### THE PROBLEM
Show each line that has the string "Zmota" in it.

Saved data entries
┄┄┄┄┄┄┄┄┄┄┄┄┄┄┄┄┄┄┄┄
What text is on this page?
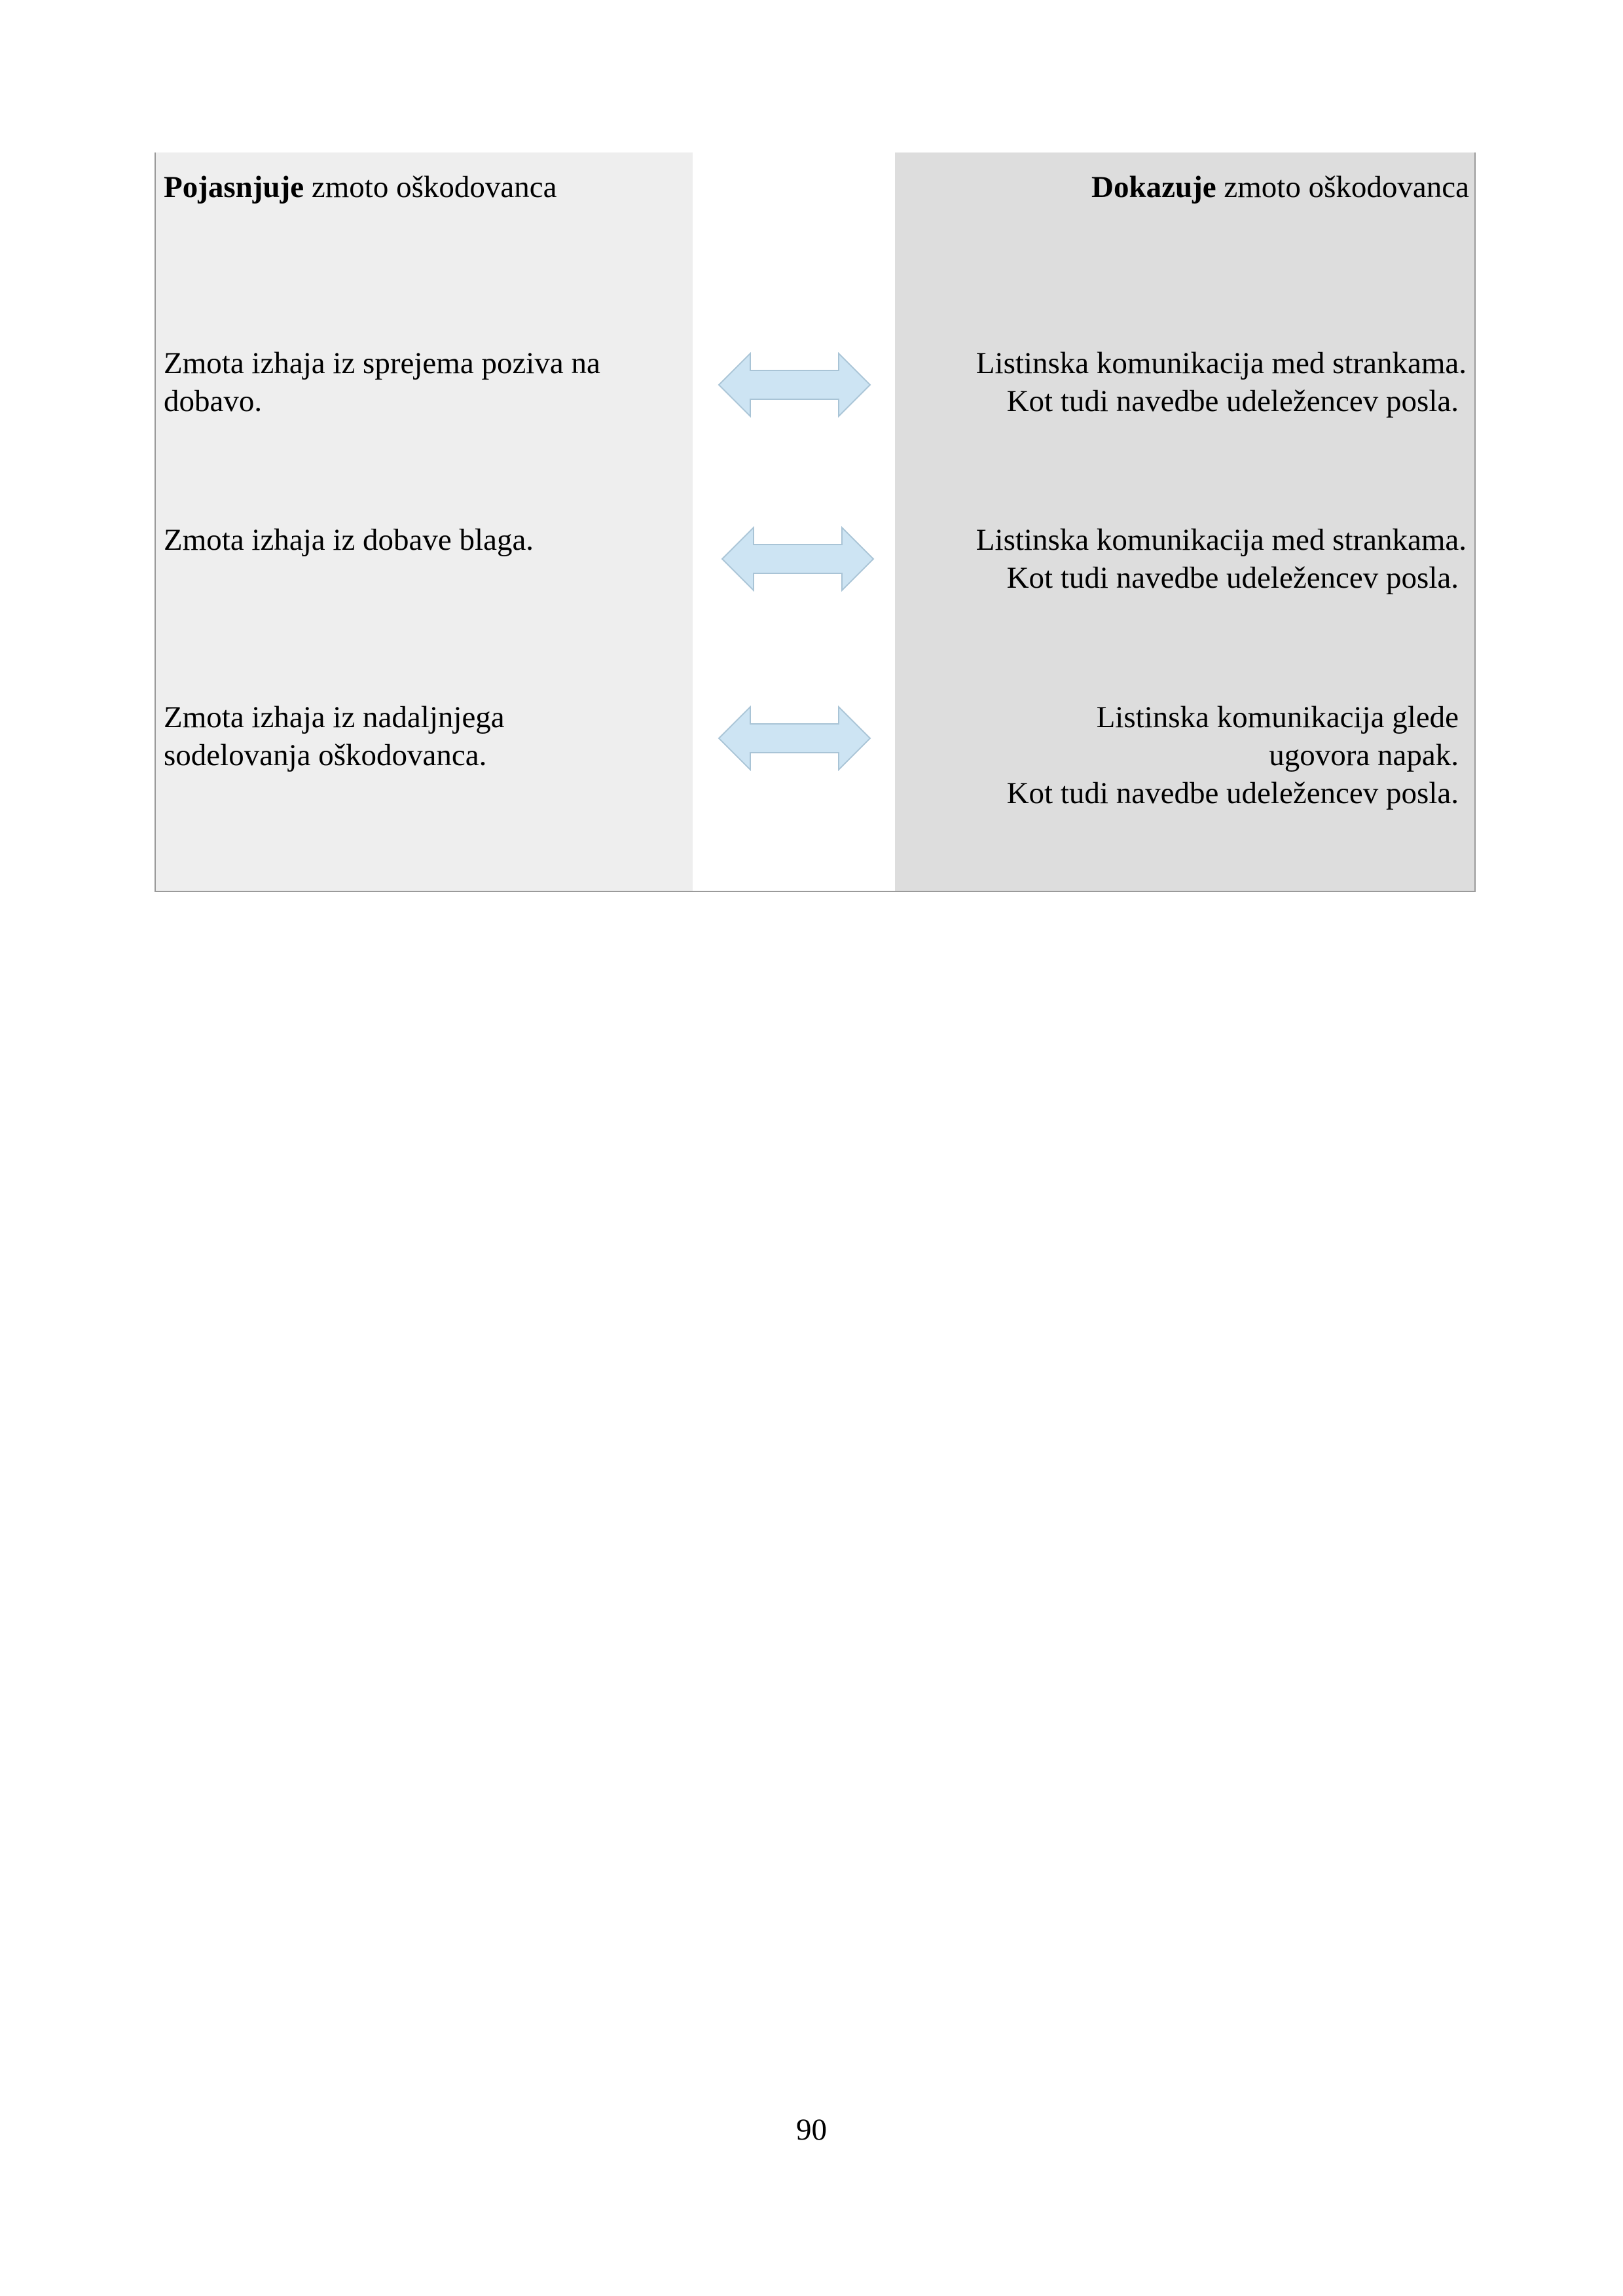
Pojasnjuje zmoto oškodovanca
Zmota izhaja iz sprejema poziva na
dobavo.
Zmota izhaja iz dobave blaga.
Zmota izhaja iz nadaljnjega
sodelovanja oškodovanca.
Dokazuje zmoto oškodovanca
Listinska komunikacija med strankama.
Kot tudi navedbe udeležencev posla.
Listinska komunikacija med strankama.
Kot tudi navedbe udeležencev posla.
Listinska komunikacija glede
ugovora napak.
Kot tudi navedbe udeležencev posla.
90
┄┄┄┄┄┄┄┄┄┄┄┄┄┄┄┄┄┄┄┄
### RESULT
Zmota izhaja iz sprejema poziva na
Zmota izhaja iz dobave blaga.
Zmota izhaja iz nadaljnjega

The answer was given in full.